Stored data
☆ ☆ ☆ ☆ ☆ ☆ ☆
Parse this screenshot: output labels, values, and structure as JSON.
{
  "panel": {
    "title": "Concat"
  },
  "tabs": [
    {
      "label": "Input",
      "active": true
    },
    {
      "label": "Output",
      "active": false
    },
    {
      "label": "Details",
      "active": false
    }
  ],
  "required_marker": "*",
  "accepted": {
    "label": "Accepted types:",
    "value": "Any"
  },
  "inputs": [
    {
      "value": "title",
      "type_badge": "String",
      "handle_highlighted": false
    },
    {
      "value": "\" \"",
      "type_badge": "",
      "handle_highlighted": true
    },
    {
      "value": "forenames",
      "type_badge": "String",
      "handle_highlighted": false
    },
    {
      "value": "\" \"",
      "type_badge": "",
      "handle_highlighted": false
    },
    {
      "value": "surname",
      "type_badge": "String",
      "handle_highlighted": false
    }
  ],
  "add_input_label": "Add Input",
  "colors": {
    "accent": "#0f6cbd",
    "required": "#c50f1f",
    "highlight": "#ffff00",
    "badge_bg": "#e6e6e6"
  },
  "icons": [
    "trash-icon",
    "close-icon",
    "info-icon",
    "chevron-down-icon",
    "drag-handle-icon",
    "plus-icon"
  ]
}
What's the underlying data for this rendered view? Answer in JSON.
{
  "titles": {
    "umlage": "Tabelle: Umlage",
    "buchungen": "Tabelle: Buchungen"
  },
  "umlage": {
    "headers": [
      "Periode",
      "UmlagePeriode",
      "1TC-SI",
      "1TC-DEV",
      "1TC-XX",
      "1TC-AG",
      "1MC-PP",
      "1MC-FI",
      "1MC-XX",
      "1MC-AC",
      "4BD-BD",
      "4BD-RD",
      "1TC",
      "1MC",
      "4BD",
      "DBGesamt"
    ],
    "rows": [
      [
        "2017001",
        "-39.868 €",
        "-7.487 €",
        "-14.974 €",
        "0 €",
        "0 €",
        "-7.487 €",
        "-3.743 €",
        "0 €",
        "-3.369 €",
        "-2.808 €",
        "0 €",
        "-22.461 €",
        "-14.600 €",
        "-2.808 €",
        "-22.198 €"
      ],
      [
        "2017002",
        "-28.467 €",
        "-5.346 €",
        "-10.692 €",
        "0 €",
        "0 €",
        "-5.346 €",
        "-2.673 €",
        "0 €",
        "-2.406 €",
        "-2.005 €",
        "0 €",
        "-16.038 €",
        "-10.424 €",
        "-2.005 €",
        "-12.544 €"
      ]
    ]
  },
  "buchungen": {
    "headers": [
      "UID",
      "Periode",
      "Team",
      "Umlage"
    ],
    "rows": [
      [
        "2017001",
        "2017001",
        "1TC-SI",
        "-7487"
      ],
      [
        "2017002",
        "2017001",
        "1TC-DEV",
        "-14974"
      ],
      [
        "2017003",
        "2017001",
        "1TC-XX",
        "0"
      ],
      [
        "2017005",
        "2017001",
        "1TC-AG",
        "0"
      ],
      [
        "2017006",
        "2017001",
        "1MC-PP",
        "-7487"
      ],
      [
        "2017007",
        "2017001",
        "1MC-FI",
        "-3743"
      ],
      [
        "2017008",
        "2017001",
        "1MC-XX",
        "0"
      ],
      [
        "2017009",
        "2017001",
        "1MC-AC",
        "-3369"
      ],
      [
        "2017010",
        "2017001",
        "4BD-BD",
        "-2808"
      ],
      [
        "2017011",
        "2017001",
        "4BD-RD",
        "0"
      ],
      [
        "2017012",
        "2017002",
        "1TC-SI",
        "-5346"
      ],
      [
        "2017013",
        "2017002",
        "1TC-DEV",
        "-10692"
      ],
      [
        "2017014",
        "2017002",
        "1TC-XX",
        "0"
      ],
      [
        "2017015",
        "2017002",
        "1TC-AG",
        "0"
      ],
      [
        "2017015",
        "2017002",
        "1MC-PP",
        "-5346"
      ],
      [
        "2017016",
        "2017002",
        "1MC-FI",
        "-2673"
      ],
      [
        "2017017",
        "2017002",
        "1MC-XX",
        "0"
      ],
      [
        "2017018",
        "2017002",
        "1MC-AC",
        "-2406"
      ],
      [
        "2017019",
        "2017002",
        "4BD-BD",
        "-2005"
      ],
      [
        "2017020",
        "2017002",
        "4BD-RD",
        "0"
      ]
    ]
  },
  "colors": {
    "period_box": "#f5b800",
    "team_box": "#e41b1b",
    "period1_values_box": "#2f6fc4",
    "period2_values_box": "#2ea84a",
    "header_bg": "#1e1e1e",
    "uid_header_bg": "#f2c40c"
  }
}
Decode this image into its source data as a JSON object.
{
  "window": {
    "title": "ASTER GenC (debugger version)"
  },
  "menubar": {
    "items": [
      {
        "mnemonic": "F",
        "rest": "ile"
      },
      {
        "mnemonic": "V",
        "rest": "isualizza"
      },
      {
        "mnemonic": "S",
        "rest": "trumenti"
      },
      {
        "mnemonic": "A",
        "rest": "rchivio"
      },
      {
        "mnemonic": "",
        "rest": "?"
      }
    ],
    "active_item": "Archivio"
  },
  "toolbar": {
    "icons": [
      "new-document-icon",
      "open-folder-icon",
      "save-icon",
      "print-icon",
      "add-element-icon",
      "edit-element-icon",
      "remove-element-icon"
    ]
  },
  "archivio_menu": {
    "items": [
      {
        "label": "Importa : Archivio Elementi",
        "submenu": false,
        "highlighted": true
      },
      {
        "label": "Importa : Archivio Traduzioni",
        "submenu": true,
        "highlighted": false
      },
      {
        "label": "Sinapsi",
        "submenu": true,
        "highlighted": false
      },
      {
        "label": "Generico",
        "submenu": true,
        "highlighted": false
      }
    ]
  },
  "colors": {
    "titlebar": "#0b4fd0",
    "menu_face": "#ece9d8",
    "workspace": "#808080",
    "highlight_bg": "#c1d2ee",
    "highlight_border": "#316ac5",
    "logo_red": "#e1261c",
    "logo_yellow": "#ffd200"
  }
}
☆ ☆ ☆ ☆ ☆ ☆ ☆
### Description of the task
Make a copy of each line that contains the string "mnemonic".

### Worked answer
        "mnemonic": "F",
        "mnemonic": "V",
        "mnemonic": "S",
        "mnemonic": "A",
        "mnemonic": "",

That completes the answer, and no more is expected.